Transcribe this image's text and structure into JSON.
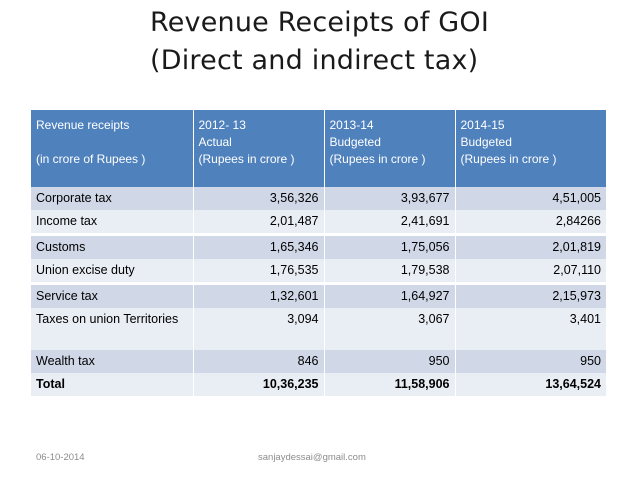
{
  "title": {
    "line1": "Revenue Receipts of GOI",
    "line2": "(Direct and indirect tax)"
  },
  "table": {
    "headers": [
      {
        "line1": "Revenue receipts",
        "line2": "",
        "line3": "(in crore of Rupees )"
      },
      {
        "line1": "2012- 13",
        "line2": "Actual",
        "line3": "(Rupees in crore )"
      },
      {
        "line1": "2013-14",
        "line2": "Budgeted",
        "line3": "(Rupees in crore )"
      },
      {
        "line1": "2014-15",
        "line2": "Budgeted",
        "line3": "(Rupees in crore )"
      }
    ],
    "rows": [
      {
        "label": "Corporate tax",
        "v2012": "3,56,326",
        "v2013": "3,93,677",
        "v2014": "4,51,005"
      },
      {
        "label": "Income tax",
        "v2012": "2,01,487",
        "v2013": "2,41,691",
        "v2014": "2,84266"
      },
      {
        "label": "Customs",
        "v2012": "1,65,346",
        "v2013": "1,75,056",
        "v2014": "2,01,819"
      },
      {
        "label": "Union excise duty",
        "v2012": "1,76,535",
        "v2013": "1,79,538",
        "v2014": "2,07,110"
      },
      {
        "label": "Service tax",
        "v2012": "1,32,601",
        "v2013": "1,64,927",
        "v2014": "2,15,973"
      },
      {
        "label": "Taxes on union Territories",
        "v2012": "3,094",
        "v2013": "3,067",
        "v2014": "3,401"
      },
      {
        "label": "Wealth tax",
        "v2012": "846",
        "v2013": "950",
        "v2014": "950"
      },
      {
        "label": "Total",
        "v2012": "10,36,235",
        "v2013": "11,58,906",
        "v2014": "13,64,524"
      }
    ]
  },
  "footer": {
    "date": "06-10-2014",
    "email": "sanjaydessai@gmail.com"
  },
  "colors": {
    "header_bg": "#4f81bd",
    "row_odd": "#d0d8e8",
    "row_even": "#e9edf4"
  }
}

########

Repeat the material above in full and unchanged, minus its images.

RESULT BELOW.
Transcribe this image's text and structure into JSON.
{
  "title": {
    "line1": "Revenue Receipts of GOI",
    "line2": "(Direct and indirect tax)"
  },
  "table": {
    "headers": [
      {
        "line1": "Revenue receipts",
        "line2": "",
        "line3": "(in crore of Rupees )"
      },
      {
        "line1": "2012- 13",
        "line2": "Actual",
        "line3": "(Rupees in crore )"
      },
      {
        "line1": "2013-14",
        "line2": "Budgeted",
        "line3": "(Rupees in crore )"
      },
      {
        "line1": "2014-15",
        "line2": "Budgeted",
        "line3": "(Rupees in crore )"
      }
    ],
    "rows": [
      {
        "label": "Corporate tax",
        "v2012": "3,56,326",
        "v2013": "3,93,677",
        "v2014": "4,51,005"
      },
      {
        "label": "Income tax",
        "v2012": "2,01,487",
        "v2013": "2,41,691",
        "v2014": "2,84266"
      },
      {
        "label": "Customs",
        "v2012": "1,65,346",
        "v2013": "1,75,056",
        "v2014": "2,01,819"
      },
      {
        "label": "Union excise duty",
        "v2012": "1,76,535",
        "v2013": "1,79,538",
        "v2014": "2,07,110"
      },
      {
        "label": "Service tax",
        "v2012": "1,32,601",
        "v2013": "1,64,927",
        "v2014": "2,15,973"
      },
      {
        "label": "Taxes on union Territories",
        "v2012": "3,094",
        "v2013": "3,067",
        "v2014": "3,401"
      },
      {
        "label": "Wealth tax",
        "v2012": "846",
        "v2013": "950",
        "v2014": "950"
      },
      {
        "label": "Total",
        "v2012": "10,36,235",
        "v2013": "11,58,906",
        "v2014": "13,64,524"
      }
    ]
  },
  "footer": {
    "date": "06-10-2014",
    "email": "sanjaydessai@gmail.com"
  },
  "colors": {
    "header_bg": "#4f81bd",
    "row_odd": "#d0d8e8",
    "row_even": "#e9edf4"
  }
}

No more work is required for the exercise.